Go through the lines below. Copy those with "support".
** Start **
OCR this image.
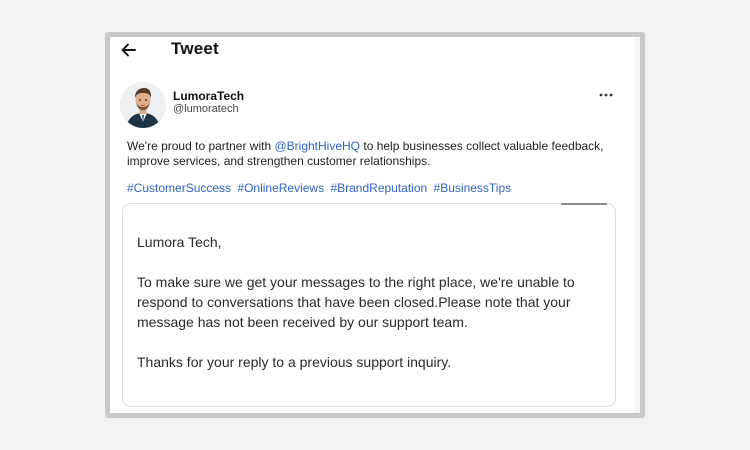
Tweet
LumoraTech
@lumoratech
We're proud to partner with @BrightHiveHQ to help businesses collect valuable feedback, improve services, and strengthen customer relationships.
#CustomerSuccess #OnlineReviews #BrandReputation #BusinessTips

Lumora Tech,

To make sure we get your messages to the right place, we're unable to respond to conversations that have been closed.Please note that your message has not been received by our support team.

Thanks for your reply to a previous support inquiry.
** End **
RIGHT ANSWER >>
To make sure we get your messages to the right place, we're unable to respond to conversations that have been closed.Please note that your message has not been received by our support team.
Thanks for your reply to a previous support inquiry.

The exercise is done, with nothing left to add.